> **Exercise**:
Gather from the material every line that contains the string "this".

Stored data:
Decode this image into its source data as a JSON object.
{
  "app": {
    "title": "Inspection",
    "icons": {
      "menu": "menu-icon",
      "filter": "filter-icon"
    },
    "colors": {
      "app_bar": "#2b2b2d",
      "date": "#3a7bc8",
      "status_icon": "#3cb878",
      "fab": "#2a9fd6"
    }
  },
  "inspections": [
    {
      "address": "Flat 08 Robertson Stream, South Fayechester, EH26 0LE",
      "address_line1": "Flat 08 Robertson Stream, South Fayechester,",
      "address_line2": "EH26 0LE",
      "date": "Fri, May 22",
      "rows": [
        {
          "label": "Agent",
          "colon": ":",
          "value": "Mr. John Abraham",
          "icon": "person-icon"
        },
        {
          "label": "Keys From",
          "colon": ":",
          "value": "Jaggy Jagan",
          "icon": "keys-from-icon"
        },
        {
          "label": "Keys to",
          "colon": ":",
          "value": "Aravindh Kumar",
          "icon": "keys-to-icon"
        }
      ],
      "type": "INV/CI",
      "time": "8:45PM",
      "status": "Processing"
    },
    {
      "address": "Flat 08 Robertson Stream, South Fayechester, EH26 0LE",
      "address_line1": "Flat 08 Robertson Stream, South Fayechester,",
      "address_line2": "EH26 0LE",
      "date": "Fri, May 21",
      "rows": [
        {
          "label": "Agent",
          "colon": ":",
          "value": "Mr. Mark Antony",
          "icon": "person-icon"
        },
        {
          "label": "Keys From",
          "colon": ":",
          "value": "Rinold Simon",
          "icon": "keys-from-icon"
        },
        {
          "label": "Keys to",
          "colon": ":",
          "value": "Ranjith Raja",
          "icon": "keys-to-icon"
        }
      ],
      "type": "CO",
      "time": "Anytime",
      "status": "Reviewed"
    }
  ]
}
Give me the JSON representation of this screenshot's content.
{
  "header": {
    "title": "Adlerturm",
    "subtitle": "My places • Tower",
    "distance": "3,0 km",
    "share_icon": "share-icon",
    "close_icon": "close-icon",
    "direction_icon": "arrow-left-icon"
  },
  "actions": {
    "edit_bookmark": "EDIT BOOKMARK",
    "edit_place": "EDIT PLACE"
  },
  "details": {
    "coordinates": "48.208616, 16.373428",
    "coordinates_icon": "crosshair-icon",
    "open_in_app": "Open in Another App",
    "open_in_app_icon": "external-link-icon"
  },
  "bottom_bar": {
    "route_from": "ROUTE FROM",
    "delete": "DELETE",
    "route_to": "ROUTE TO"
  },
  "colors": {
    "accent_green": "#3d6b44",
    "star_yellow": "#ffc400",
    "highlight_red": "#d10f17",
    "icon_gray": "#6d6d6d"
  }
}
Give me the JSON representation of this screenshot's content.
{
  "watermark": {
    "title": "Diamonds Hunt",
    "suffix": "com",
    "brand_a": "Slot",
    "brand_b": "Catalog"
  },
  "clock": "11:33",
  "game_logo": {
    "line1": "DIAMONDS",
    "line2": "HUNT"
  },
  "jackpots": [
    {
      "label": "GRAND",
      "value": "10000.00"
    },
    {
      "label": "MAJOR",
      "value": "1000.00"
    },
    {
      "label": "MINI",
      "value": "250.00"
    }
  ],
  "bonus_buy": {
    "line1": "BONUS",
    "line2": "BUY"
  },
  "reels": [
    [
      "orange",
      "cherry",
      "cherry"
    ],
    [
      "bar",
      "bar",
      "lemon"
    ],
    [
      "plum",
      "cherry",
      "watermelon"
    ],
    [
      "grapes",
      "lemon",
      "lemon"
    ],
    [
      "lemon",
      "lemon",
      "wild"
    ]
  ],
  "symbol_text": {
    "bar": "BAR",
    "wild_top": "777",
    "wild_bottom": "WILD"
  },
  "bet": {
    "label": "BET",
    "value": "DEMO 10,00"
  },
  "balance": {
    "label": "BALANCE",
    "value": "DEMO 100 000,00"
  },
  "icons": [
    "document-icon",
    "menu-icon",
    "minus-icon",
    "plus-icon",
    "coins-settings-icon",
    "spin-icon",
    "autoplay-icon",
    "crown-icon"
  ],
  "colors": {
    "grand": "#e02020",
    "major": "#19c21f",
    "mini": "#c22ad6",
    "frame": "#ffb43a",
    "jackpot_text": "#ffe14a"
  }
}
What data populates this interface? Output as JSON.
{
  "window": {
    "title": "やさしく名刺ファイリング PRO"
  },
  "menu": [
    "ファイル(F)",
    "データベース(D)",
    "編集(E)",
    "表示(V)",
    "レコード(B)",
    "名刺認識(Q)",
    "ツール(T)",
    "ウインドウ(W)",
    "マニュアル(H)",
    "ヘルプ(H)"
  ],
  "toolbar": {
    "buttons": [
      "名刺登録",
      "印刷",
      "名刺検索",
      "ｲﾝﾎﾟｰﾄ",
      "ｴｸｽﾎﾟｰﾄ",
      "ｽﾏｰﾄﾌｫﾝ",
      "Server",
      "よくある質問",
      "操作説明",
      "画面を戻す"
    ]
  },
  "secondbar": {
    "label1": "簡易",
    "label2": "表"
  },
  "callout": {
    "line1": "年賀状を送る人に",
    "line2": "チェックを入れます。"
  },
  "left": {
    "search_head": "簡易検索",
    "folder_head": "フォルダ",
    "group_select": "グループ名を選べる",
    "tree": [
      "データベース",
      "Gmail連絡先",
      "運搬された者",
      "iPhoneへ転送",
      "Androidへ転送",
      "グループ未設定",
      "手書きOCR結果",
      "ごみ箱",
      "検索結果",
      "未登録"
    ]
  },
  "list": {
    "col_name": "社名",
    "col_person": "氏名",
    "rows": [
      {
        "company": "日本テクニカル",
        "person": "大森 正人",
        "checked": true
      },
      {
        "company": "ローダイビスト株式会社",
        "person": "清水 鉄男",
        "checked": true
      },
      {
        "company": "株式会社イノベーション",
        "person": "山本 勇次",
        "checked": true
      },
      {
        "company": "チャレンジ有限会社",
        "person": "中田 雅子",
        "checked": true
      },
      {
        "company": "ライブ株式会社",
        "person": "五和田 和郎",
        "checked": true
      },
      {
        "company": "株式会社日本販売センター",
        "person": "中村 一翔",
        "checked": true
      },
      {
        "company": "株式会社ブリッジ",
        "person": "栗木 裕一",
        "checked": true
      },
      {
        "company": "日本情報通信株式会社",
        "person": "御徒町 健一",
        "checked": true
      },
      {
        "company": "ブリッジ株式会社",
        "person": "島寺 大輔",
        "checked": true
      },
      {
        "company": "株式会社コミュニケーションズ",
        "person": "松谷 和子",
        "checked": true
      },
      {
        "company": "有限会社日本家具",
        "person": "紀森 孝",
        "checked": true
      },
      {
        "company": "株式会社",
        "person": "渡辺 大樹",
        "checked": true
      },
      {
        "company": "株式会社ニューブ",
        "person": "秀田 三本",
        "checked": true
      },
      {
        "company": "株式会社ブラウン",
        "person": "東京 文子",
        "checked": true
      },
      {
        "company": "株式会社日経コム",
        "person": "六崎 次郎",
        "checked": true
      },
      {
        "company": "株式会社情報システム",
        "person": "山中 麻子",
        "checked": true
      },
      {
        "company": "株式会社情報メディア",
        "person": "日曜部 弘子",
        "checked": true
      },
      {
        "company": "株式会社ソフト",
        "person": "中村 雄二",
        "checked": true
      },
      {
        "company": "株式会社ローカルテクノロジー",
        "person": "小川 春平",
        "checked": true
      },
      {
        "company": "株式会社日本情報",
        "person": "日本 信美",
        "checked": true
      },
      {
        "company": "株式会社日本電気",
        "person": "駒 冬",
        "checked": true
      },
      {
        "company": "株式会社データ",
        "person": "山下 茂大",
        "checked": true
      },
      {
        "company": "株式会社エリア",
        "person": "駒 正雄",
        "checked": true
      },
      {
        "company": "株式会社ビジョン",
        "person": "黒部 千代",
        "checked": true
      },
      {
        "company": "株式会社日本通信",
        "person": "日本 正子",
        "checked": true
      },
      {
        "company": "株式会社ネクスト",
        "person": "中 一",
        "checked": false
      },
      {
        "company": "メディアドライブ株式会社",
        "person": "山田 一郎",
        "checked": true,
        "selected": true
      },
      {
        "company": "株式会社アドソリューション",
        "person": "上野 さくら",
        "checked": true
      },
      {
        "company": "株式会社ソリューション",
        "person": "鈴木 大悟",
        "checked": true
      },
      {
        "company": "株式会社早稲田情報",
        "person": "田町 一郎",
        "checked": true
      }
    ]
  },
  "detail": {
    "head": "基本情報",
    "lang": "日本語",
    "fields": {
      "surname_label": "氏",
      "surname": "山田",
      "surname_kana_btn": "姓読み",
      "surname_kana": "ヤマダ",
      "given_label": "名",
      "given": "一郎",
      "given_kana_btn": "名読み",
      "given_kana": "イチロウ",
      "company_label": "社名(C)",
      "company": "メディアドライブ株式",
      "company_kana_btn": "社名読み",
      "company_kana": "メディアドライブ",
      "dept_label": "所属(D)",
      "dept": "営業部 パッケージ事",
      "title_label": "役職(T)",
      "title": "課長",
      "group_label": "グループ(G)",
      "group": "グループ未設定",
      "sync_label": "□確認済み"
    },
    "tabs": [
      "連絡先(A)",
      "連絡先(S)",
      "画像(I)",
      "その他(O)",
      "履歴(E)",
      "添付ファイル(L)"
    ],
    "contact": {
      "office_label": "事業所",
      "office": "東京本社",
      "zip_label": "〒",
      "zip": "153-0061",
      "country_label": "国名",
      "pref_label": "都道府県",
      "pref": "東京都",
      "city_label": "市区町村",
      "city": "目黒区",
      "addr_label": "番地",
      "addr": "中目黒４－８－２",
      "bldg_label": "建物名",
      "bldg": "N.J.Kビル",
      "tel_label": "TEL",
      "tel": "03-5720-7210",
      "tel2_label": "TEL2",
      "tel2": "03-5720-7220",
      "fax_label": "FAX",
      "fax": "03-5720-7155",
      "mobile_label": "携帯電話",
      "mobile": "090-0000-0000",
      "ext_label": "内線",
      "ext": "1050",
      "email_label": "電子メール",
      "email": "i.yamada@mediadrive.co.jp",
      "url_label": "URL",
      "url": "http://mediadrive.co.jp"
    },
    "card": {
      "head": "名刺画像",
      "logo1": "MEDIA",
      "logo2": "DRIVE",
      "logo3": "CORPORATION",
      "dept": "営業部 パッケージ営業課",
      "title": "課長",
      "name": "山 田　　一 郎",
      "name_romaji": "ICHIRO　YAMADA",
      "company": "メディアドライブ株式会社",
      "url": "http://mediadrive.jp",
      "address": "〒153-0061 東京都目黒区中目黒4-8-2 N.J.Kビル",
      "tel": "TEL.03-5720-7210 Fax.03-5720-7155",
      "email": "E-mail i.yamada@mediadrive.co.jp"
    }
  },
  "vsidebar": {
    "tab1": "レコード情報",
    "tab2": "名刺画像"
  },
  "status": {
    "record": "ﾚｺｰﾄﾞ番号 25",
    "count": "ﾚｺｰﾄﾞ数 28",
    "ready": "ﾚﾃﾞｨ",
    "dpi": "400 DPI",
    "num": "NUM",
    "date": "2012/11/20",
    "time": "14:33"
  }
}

> **Result below**:
Decode this image into its source data as a JSON object.
Give me the JSON representation of this screenshot's content.
Give me the JSON representation of this screenshot's content.
What data populates this interface? Output as JSON.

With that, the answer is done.